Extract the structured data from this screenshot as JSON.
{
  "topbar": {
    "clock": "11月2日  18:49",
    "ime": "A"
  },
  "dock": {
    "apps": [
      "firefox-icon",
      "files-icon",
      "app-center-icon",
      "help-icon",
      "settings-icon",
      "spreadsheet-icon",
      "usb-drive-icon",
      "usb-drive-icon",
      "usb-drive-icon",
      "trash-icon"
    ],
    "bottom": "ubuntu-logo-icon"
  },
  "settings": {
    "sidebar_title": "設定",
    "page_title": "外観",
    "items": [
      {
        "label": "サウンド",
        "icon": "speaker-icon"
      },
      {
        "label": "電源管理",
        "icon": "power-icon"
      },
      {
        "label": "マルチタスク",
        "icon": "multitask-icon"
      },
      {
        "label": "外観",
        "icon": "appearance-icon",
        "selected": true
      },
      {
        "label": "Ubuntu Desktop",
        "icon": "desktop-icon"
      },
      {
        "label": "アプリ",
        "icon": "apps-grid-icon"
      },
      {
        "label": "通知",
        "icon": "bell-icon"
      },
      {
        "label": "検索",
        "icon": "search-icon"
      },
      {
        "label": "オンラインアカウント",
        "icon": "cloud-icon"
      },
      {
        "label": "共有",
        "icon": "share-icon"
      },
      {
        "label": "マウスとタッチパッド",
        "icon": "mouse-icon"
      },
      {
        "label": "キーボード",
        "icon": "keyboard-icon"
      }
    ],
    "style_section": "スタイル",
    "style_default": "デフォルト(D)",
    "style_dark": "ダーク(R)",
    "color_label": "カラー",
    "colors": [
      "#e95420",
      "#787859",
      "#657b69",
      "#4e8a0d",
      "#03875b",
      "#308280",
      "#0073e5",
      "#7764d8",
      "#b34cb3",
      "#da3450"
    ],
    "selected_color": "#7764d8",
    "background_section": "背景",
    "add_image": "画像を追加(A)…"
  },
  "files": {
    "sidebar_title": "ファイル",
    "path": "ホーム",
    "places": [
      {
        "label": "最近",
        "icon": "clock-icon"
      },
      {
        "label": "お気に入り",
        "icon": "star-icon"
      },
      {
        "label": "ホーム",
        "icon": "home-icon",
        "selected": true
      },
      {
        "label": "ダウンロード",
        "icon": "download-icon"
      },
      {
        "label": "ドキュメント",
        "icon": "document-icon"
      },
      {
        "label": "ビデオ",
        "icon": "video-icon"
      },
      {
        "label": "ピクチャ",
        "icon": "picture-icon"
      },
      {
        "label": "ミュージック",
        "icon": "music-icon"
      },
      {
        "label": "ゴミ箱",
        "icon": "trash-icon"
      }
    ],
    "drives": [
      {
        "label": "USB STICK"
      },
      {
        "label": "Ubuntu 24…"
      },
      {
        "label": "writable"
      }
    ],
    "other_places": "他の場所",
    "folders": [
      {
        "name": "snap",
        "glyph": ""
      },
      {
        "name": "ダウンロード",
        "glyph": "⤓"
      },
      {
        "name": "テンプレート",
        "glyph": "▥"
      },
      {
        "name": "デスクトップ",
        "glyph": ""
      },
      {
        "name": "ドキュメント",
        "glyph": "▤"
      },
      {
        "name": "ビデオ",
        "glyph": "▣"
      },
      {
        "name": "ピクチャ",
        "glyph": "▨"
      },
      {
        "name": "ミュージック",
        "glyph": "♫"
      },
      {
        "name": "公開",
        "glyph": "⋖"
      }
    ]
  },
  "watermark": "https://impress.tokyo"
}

_ _ _ _

● **Exercise task**
Above are several records. Count the lines among them that contain "name" and give only the total.

● **Full solution**
9